## Task instructions
Reproduce the full listing that appears beneath this instruction exactly.

* START Dataset content *

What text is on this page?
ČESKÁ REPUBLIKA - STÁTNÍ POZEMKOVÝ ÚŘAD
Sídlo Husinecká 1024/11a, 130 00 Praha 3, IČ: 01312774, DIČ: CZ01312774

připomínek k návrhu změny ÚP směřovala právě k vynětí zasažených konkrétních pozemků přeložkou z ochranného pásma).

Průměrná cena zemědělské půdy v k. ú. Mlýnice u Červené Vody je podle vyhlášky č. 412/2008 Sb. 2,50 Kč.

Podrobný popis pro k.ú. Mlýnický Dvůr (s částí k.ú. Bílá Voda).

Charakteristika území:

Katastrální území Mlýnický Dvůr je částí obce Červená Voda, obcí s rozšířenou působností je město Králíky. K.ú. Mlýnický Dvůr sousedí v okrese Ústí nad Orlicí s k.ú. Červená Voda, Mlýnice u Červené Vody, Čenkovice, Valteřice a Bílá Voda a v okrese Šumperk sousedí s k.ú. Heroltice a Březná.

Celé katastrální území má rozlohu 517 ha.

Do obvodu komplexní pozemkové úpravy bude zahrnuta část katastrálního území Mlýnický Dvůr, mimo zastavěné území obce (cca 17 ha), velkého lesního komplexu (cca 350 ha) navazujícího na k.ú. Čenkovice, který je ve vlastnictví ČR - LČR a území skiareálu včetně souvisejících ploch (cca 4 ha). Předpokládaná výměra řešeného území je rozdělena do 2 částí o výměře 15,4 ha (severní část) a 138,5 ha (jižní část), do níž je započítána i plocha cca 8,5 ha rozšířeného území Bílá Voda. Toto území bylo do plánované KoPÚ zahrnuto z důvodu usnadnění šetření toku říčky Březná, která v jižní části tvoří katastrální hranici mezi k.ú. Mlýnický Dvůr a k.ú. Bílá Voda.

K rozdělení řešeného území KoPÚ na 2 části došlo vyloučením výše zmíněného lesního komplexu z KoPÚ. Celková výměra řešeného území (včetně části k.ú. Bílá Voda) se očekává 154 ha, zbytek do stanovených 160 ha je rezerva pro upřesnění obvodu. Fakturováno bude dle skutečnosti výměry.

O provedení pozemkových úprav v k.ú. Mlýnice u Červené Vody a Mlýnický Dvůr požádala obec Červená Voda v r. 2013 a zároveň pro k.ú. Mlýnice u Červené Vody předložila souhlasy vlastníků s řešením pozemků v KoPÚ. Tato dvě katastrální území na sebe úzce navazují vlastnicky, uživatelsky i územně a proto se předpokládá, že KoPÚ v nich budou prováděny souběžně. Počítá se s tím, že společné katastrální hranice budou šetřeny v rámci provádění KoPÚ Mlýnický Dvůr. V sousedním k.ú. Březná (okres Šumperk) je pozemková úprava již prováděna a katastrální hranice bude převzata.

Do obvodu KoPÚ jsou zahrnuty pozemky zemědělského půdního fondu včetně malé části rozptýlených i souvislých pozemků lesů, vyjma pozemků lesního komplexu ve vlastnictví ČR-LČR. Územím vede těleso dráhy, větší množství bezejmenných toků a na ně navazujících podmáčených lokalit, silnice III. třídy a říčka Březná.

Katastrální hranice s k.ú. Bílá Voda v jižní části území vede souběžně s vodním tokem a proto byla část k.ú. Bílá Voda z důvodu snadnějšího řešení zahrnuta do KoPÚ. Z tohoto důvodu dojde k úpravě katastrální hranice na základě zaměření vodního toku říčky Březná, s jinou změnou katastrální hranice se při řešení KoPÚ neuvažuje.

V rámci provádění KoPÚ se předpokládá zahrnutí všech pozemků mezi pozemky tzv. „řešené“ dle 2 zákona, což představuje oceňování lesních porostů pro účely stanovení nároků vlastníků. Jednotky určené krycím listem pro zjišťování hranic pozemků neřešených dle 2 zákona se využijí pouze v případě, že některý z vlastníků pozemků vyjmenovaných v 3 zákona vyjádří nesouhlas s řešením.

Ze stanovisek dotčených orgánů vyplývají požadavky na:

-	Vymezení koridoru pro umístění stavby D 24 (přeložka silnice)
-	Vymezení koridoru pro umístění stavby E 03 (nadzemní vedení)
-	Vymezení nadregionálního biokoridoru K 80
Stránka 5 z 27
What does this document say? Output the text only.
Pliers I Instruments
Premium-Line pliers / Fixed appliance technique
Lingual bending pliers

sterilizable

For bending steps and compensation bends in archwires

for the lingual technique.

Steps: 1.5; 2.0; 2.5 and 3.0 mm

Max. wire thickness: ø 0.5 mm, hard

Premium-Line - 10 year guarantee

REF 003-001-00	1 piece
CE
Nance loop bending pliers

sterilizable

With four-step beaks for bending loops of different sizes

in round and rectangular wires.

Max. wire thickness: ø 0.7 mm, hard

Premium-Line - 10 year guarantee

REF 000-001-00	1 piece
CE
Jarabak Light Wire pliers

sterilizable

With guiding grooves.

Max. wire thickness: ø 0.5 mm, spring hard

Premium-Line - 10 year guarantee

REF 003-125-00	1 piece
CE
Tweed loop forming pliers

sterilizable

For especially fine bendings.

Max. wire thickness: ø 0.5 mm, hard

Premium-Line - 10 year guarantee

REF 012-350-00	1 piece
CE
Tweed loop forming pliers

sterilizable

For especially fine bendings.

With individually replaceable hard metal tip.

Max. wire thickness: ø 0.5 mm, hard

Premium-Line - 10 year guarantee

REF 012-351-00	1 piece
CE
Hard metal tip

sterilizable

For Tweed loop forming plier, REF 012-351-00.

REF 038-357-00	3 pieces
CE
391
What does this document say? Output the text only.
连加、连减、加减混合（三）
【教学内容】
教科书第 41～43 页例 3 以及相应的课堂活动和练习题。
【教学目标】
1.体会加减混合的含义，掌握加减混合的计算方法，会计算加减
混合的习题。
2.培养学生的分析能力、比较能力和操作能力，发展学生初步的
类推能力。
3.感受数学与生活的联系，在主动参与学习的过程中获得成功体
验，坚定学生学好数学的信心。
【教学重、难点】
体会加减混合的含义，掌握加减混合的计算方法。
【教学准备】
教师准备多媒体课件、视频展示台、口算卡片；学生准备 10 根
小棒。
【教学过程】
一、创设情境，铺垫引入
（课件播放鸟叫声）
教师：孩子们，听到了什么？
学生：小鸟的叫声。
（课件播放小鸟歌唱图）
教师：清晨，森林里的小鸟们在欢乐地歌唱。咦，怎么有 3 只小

* END Dataset content *

## Task output
What text is on this page?
ČESKÁ REPUBLIKA - STÁTNÍ POZEMKOVÝ ÚŘAD
Sídlo Husinecká 1024/11a, 130 00 Praha 3, IČ: 01312774, DIČ: CZ01312774

připomínek k návrhu změny ÚP směřovala právě k vynětí zasažených konkrétních pozemků přeložkou z ochranného pásma).

Průměrná cena zemědělské půdy v k. ú. Mlýnice u Červené Vody je podle vyhlášky č. 412/2008 Sb. 2,50 Kč.

Podrobný popis pro k.ú. Mlýnický Dvůr (s částí k.ú. Bílá Voda).

Charakteristika území:

Katastrální území Mlýnický Dvůr je částí obce Červená Voda, obcí s rozšířenou působností je město Králíky. K.ú. Mlýnický Dvůr sousedí v okrese Ústí nad Orlicí s k.ú. Červená Voda, Mlýnice u Červené Vody, Čenkovice, Valteřice a Bílá Voda a v okrese Šumperk sousedí s k.ú. Heroltice a Březná.

Celé katastrální území má rozlohu 517 ha.

Do obvodu komplexní pozemkové úpravy bude zahrnuta část katastrálního území Mlýnický Dvůr, mimo zastavěné území obce (cca 17 ha), velkého lesního komplexu (cca 350 ha) navazujícího na k.ú. Čenkovice, který je ve vlastnictví ČR - LČR a území skiareálu včetně souvisejících ploch (cca 4 ha). Předpokládaná výměra řešeného území je rozdělena do 2 částí o výměře 15,4 ha (severní část) a 138,5 ha (jižní část), do níž je započítána i plocha cca 8,5 ha rozšířeného území Bílá Voda. Toto území bylo do plánované KoPÚ zahrnuto z důvodu usnadnění šetření toku říčky Březná, která v jižní části tvoří katastrální hranici mezi k.ú. Mlýnický Dvůr a k.ú. Bílá Voda.

K rozdělení řešeného území KoPÚ na 2 části došlo vyloučením výše zmíněného lesního komplexu z KoPÚ. Celková výměra řešeného území (včetně části k.ú. Bílá Voda) se očekává 154 ha, zbytek do stanovených 160 ha je rezerva pro upřesnění obvodu. Fakturováno bude dle skutečnosti výměry.

O provedení pozemkových úprav v k.ú. Mlýnice u Červené Vody a Mlýnický Dvůr požádala obec Červená Voda v r. 2013 a zároveň pro k.ú. Mlýnice u Červené Vody předložila souhlasy vlastníků s řešením pozemků v KoPÚ. Tato dvě katastrální území na sebe úzce navazují vlastnicky, uživatelsky i územně a proto se předpokládá, že KoPÚ v nich budou prováděny souběžně. Počítá se s tím, že společné katastrální hranice budou šetřeny v rámci provádění KoPÚ Mlýnický Dvůr. V sousedním k.ú. Březná (okres Šumperk) je pozemková úprava již prováděna a katastrální hranice bude převzata.

Do obvodu KoPÚ jsou zahrnuty pozemky zemědělského půdního fondu včetně malé části rozptýlených i souvislých pozemků lesů, vyjma pozemků lesního komplexu ve vlastnictví ČR-LČR. Územím vede těleso dráhy, větší množství bezejmenných toků a na ně navazujících podmáčených lokalit, silnice III. třídy a říčka Březná.

Katastrální hranice s k.ú. Bílá Voda v jižní části území vede souběžně s vodním tokem a proto byla část k.ú. Bílá Voda z důvodu snadnějšího řešení zahrnuta do KoPÚ. Z tohoto důvodu dojde k úpravě katastrální hranice na základě zaměření vodního toku říčky Březná, s jinou změnou katastrální hranice se při řešení KoPÚ neuvažuje.

V rámci provádění KoPÚ se předpokládá zahrnutí všech pozemků mezi pozemky tzv. „řešené“ dle 2 zákona, což představuje oceňování lesních porostů pro účely stanovení nároků vlastníků. Jednotky určené krycím listem pro zjišťování hranic pozemků neřešených dle 2 zákona se využijí pouze v případě, že některý z vlastníků pozemků vyjmenovaných v 3 zákona vyjádří nesouhlas s řešením.

Ze stanovisek dotčených orgánů vyplývají požadavky na:

-	Vymezení koridoru pro umístění stavby D 24 (přeložka silnice)
-	Vymezení koridoru pro umístění stavby E 03 (nadzemní vedení)
-	Vymezení nadregionálního biokoridoru K 80
Stránka 5 z 27
What does this document say? Output the text only.
Pliers I Instruments
Premium-Line pliers / Fixed appliance technique
Lingual bending pliers

sterilizable

For bending steps and compensation bends in archwires

for the lingual technique.

Steps: 1.5; 2.0; 2.5 and 3.0 mm

Max. wire thickness: ø 0.5 mm, hard

Premium-Line - 10 year guarantee

REF 003-001-00	1 piece
CE
Nance loop bending pliers

sterilizable

With four-step beaks for bending loops of different sizes

in round and rectangular wires.

Max. wire thickness: ø 0.7 mm, hard

Premium-Line - 10 year guarantee

REF 000-001-00	1 piece
CE
Jarabak Light Wire pliers

sterilizable

With guiding grooves.

Max. wire thickness: ø 0.5 mm, spring hard

Premium-Line - 10 year guarantee

REF 003-125-00	1 piece
CE
Tweed loop forming pliers

sterilizable

For especially fine bendings.

Max. wire thickness: ø 0.5 mm, hard

Premium-Line - 10 year guarantee

REF 012-350-00	1 piece
CE
Tweed loop forming pliers

sterilizable

For especially fine bendings.

With individually replaceable hard metal tip.

Max. wire thickness: ø 0.5 mm, hard

Premium-Line - 10 year guarantee

REF 012-351-00	1 piece
CE
Hard metal tip

sterilizable

For Tweed loop forming plier, REF 012-351-00.

REF 038-357-00	3 pieces
CE
391
What does this document say? Output the text only.
连加、连减、加减混合（三）
【教学内容】
教科书第 41～43 页例 3 以及相应的课堂活动和练习题。
【教学目标】
1.体会加减混合的含义，掌握加减混合的计算方法，会计算加减
混合的习题。
2.培养学生的分析能力、比较能力和操作能力，发展学生初步的
类推能力。
3.感受数学与生活的联系，在主动参与学习的过程中获得成功体
验，坚定学生学好数学的信心。
【教学重、难点】
体会加减混合的含义，掌握加减混合的计算方法。
【教学准备】
教师准备多媒体课件、视频展示台、口算卡片；学生准备 10 根
小棒。
【教学过程】
一、创设情境，铺垫引入
（课件播放鸟叫声）
教师：孩子们，听到了什么？
学生：小鸟的叫声。
（课件播放小鸟歌唱图）
教师：清晨，森林里的小鸟们在欢乐地歌唱。咦，怎么有 3 只小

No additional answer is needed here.